▸ Set of tasks:
1/ Reproduce the passage on work between "Today there is" and "are human beings.", inclusive.
2/ Render this sentence from the passage on work in Spanish: "We each have a particular role to play, something unique to contribute to the common good."

____ Extract provided

Today there is a great deal of anxiety over the future of work in an age of increasing globalization, automation, and structural changes to the economy. Kuyper and Leo, following the biblical account, both see work as constitutive of human nature; it is therefore a given that there will always be work as long as there are human beings.

We each have a particular role to play, something unique to contribute to the common good. Leo avers that “social and public life can only be maintained by means of various kinds of capacity for business and the playing of many parts; and each man, as a rule, chooses the part which suits his own peculiar domestic condition.” Or as Kuyper puts it in relation to the cultural mandate: “Our human nature is placed in the nature that surrounds us, not in order to leave nature as it is, but to work on nature instinctively and irrepressibly, by means of art, to improve and perfect it.”

________
____ Provided information

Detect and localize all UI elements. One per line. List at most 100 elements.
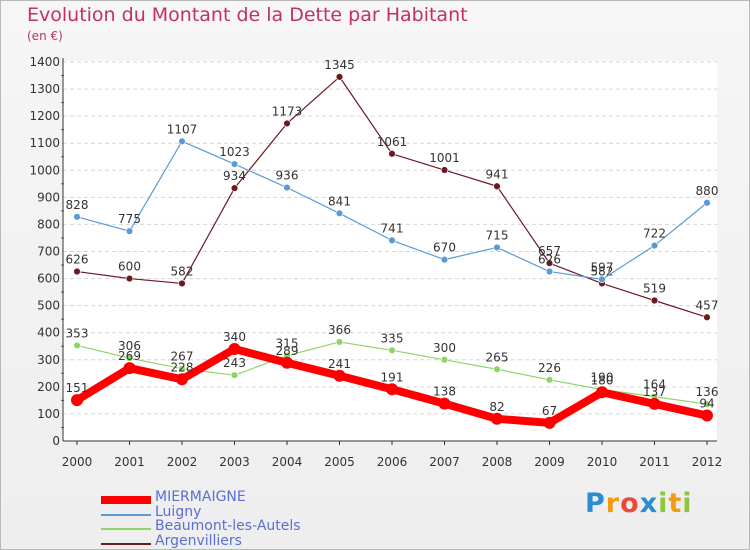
x-tick-label: 2002: [167, 455, 198, 469]
legend-swatch: [101, 528, 151, 530]
x-tick-label: 2007: [429, 455, 460, 469]
x-tick-label: 2009: [534, 455, 565, 469]
y-tick-label: 900: [37, 190, 60, 204]
data-label: 136: [696, 385, 719, 399]
data-label: 582: [171, 264, 194, 278]
y-tick-label: 1100: [29, 136, 60, 150]
proxiti-logo: Proxiti: [585, 488, 693, 519]
data-point: [438, 397, 451, 410]
logo-letter: x: [639, 488, 659, 519]
data-label: 340: [223, 330, 246, 344]
data-label: 775: [118, 212, 141, 226]
data-point: [125, 227, 134, 235]
data-point: [123, 362, 136, 375]
data-label: 1023: [219, 145, 250, 159]
data-point: [73, 267, 81, 276]
data-label: 180: [591, 373, 614, 387]
data-label: 267: [171, 350, 194, 364]
y-tick-label: 600: [37, 272, 60, 286]
chart-unit: (en €): [27, 29, 63, 43]
data-label: 936: [276, 169, 299, 183]
data-point: [493, 365, 501, 373]
data-point: [333, 369, 346, 382]
data-label: 597: [591, 260, 614, 274]
data-label: 715: [486, 228, 509, 242]
data-label: 1107: [167, 122, 198, 136]
data-label: 670: [433, 241, 456, 255]
x-tick-label: 2011: [639, 455, 670, 469]
legend-swatch: [101, 496, 151, 504]
data-label: 137: [643, 385, 666, 399]
x-tick-label: 2003: [219, 455, 250, 469]
logo-letter: i: [658, 488, 669, 519]
data-point: [230, 160, 239, 168]
data-label: 722: [643, 227, 666, 241]
y-tick-label: 400: [37, 326, 60, 340]
data-point: [228, 342, 241, 355]
x-tick-label: 2001: [114, 455, 145, 469]
data-point: [493, 182, 501, 190]
chart-title: Evolution du Montant de la Dette par Hab…: [27, 4, 468, 26]
data-label: 265: [486, 350, 509, 364]
data-point: [178, 365, 186, 373]
data-label: 289: [276, 344, 299, 358]
data-point: [125, 274, 134, 283]
data-label: 269: [118, 349, 141, 363]
data-point: [440, 356, 449, 364]
data-point: [650, 241, 659, 250]
data-label: 366: [328, 323, 351, 337]
data-point: [335, 73, 344, 81]
data-label: 138: [433, 385, 456, 399]
data-label: 190: [591, 371, 614, 385]
data-point: [388, 236, 396, 245]
data-point: [648, 397, 661, 410]
x-tick-label: 2005: [324, 455, 355, 469]
data-point: [493, 243, 501, 252]
data-point: [283, 183, 291, 192]
x-tick-label: 2004: [272, 455, 303, 469]
y-tick-label: 1000: [29, 163, 60, 177]
data-point: [650, 296, 659, 305]
y-tick-label: 0: [52, 434, 60, 448]
data-label: 626: [538, 253, 561, 267]
data-label: 657: [538, 244, 561, 258]
y-tick-label: 300: [37, 353, 60, 367]
logo-letter: r: [605, 488, 621, 519]
y-tick-label: 500: [37, 299, 60, 313]
data-label: 941: [486, 167, 509, 181]
legend-label: Luigny: [155, 503, 202, 520]
data-label: 241: [328, 357, 351, 371]
data-label: 582: [591, 264, 614, 278]
data-point: [230, 371, 239, 379]
data-point: [545, 267, 554, 276]
logo-letter: i: [682, 488, 693, 519]
data-label: 457: [696, 298, 719, 312]
data-label: 1173: [272, 104, 303, 118]
data-label: 67: [542, 404, 557, 418]
data-point: [178, 279, 186, 288]
data-point: [388, 150, 396, 158]
y-tick-label: 1400: [29, 55, 60, 69]
y-tick-label: 1300: [29, 82, 60, 96]
data-label: 880: [696, 184, 719, 198]
data-label: 841: [328, 194, 351, 208]
data-point: [440, 255, 449, 264]
data-label: 94: [699, 397, 714, 411]
data-label: 191: [381, 370, 404, 384]
data-label: 1061: [377, 135, 408, 149]
data-point: [596, 386, 608, 399]
data-label: 226: [538, 361, 561, 375]
legend-label: Beaumont-les-Autels: [155, 518, 301, 534]
data-point: [335, 338, 344, 346]
data-point: [491, 412, 503, 425]
data-point: [176, 373, 188, 386]
data-point: [703, 400, 711, 408]
x-tick-label: 2012: [692, 455, 723, 469]
data-point: [545, 259, 554, 267]
x-tick-label: 2008: [482, 455, 513, 469]
data-label: 626: [66, 253, 89, 267]
data-point: [388, 346, 396, 355]
data-label: 934: [223, 169, 246, 183]
data-point: [598, 275, 606, 284]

________

▸ Per-task outputs:
1/
Today there is a great deal of anxiety over the future of work in an age of increasing globalization, automation, and structural changes to the economy. Kuyper and Leo, following the biblical account, both see work as constitutive of human nature; it is therefore a given that there will always be work as long as there are human beings.

2/ Cada uno de nosotros tiene un papel particular que desempeñar, algo único que aportar al bien común.